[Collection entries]
*****

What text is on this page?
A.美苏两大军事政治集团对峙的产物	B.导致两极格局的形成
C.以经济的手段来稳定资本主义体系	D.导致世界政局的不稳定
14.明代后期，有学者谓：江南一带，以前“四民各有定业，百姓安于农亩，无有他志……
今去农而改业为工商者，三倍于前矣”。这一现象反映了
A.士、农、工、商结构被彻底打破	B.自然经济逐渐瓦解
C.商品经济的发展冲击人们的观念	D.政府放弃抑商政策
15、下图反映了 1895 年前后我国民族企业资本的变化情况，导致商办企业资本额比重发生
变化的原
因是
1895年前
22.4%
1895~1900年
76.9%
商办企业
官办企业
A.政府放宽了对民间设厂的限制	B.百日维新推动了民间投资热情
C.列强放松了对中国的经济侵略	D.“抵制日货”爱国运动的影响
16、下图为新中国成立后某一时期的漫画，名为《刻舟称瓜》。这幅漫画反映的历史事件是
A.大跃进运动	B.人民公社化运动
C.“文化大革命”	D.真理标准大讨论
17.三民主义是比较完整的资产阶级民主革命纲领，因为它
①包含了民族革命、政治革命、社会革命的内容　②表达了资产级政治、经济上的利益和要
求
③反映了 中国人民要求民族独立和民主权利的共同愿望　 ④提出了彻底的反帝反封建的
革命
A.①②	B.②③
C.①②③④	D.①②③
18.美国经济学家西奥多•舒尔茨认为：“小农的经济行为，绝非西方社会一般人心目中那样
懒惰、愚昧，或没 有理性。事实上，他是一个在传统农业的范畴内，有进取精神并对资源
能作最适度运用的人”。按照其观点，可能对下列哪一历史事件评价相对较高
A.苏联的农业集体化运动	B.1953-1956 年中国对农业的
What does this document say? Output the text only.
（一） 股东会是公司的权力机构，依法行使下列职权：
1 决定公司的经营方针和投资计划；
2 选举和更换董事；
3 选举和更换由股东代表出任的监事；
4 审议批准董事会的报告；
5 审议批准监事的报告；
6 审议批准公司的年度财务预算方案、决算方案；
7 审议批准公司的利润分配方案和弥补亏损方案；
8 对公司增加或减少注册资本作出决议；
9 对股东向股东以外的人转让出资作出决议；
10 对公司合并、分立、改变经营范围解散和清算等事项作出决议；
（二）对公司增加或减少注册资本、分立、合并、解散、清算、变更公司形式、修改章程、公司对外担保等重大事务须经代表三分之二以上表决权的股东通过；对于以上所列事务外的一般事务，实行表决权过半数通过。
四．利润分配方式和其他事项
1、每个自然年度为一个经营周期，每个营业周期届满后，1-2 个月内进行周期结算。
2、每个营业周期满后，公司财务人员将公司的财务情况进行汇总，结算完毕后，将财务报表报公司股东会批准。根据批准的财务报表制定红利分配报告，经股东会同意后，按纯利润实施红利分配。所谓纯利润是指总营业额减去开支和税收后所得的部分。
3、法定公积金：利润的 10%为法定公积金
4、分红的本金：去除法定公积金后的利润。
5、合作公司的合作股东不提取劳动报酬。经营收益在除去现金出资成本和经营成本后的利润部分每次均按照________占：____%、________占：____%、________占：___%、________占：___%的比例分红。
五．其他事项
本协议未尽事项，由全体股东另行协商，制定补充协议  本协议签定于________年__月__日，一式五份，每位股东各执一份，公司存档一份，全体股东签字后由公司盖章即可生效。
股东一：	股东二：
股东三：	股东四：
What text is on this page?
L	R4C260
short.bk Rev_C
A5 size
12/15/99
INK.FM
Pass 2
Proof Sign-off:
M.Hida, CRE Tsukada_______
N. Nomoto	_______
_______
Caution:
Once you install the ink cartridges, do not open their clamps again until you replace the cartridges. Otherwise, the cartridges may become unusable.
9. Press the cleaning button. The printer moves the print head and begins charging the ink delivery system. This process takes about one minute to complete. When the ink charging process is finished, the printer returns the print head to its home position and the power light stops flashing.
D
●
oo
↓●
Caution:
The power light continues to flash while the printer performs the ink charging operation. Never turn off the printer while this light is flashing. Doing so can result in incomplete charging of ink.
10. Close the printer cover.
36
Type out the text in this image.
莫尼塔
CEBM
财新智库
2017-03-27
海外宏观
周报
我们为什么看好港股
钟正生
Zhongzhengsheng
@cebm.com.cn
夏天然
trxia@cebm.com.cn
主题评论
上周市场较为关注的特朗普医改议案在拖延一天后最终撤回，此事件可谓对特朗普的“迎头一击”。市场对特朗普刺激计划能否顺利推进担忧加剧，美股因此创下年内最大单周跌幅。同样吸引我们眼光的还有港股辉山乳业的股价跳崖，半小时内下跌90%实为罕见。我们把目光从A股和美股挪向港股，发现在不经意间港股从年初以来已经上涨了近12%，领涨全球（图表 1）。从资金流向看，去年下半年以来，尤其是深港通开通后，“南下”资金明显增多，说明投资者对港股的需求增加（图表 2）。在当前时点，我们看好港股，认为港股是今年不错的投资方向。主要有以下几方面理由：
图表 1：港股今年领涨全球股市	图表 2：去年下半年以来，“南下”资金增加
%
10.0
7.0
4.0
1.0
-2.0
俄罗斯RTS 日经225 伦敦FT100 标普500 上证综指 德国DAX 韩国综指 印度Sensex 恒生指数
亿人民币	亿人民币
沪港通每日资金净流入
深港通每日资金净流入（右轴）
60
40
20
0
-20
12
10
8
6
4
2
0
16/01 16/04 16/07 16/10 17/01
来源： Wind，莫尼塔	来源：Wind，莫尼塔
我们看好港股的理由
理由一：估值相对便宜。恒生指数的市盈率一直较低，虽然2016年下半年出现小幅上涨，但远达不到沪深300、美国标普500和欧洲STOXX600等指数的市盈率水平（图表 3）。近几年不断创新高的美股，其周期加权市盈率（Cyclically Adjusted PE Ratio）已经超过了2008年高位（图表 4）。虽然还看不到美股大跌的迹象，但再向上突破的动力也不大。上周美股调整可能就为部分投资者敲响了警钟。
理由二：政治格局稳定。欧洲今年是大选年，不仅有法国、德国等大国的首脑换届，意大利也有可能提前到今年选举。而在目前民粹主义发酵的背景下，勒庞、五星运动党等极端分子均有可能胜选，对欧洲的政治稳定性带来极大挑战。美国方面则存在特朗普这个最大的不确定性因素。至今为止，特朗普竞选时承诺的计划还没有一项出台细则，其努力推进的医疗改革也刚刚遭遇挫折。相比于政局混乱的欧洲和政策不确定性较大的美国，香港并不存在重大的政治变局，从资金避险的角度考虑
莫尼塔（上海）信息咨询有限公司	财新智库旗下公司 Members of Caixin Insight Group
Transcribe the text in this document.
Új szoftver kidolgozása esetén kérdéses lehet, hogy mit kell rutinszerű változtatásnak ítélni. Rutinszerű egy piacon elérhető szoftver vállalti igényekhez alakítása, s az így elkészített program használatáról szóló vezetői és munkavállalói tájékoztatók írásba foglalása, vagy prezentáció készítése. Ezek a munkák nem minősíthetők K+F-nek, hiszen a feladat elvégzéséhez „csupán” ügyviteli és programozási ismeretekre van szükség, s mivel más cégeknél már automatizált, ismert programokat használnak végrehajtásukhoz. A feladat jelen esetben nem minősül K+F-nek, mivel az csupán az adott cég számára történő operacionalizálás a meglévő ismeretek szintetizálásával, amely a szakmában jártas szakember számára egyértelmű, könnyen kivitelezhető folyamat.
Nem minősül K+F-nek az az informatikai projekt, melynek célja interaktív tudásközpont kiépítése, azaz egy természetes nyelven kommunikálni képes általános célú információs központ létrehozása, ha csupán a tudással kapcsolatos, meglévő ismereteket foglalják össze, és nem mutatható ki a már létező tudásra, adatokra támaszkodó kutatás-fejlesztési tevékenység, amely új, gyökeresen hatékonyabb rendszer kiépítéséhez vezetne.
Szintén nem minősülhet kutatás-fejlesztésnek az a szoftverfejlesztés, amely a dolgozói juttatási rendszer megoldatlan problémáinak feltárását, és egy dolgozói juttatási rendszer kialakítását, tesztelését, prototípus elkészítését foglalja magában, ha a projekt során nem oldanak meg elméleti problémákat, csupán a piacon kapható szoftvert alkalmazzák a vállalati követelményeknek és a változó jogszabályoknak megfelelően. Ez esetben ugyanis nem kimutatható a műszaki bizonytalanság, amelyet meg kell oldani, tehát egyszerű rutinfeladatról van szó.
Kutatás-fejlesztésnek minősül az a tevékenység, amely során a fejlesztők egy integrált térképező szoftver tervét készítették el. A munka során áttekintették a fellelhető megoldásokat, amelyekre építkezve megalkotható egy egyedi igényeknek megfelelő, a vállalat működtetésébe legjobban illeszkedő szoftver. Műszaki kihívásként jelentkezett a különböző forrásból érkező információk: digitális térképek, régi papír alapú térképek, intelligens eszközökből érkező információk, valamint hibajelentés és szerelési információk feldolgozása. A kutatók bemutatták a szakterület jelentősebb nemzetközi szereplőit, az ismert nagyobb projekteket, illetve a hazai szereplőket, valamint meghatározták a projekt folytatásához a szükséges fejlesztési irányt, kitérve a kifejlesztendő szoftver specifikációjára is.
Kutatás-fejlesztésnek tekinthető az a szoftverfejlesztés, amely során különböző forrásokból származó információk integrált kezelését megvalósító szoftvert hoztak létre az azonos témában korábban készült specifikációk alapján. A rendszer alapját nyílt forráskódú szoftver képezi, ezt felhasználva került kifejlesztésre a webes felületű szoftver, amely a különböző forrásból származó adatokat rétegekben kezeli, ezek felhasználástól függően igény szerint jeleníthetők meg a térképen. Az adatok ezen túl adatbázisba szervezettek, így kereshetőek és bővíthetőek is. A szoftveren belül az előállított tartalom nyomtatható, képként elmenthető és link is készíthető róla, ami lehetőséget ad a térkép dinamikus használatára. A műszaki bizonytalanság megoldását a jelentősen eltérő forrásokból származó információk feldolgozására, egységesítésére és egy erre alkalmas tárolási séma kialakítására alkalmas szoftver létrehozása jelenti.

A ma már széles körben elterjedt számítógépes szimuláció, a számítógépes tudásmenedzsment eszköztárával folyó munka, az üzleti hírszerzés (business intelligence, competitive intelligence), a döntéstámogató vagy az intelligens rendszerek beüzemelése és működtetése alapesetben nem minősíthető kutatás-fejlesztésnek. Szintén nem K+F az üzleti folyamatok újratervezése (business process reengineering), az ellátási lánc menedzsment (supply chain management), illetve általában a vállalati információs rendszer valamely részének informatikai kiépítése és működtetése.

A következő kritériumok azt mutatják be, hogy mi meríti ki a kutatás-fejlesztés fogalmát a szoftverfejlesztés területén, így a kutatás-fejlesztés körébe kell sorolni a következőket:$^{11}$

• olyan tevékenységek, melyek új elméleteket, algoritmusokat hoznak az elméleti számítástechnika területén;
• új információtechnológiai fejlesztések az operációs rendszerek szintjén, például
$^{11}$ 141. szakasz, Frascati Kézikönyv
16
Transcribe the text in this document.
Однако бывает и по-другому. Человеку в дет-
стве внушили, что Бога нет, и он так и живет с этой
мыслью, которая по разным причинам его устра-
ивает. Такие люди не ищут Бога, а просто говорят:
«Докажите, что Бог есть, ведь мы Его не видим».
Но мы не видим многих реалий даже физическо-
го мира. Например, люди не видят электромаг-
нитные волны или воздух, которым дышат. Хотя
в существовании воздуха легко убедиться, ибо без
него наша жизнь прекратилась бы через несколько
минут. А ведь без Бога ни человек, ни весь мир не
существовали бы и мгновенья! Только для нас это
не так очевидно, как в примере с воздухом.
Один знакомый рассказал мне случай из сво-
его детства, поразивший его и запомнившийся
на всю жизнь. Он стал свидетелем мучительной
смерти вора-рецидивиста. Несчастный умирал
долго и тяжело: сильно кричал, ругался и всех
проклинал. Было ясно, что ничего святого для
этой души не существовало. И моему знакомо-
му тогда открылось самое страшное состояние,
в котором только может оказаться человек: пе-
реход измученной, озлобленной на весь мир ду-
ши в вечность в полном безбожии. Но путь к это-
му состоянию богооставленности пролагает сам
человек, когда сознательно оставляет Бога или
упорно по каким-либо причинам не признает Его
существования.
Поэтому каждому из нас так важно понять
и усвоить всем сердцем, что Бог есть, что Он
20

*****

(EXERCISE):
Scan the data for the word "vagy" and copy every line where it shows up.

(OUTPUT FOR THIS EXERCISE):
Új szoftver kidolgozása esetén kérdéses lehet, hogy mit kell rutinszerű változtatásnak ítélni. Rutinszerű egy piacon elérhető szoftver vállalti igényekhez alakítása, s az így elkészített program használatáról szóló vezetői és munkavállalói tájékoztatók írásba foglalása, vagy prezentáció készítése. Ezek a munkák nem minősíthetők K+F-nek, hiszen a feladat elvégzéséhez „csupán” ügyviteli és programozási ismeretekre van szükség, s mivel más cégeknél már automatizált, ismert programokat használnak végrehajtásukhoz. A feladat jelen esetben nem minősül K+F-nek, mivel az csupán az adott cég számára történő operacionalizálás a meglévő ismeretek szintetizálásával, amely a szakmában jártas szakember számára egyértelmű, könnyen kivitelezhető folyamat.
A ma már széles körben elterjedt számítógépes szimuláció, a számítógépes tudásmenedzsment eszköztárával folyó munka, az üzleti hírszerzés (business intelligence, competitive intelligence), a döntéstámogató vagy az intelligens rendszerek beüzemelése és működtetése alapesetben nem minősíthető kutatás-fejlesztésnek. Szintén nem K+F az üzleti folyamatok újratervezése (business process reengineering), az ellátási lánc menedzsment (supply chain management), illetve általában a vállalati információs rendszer valamely részének informatikai kiépítése és működtetése.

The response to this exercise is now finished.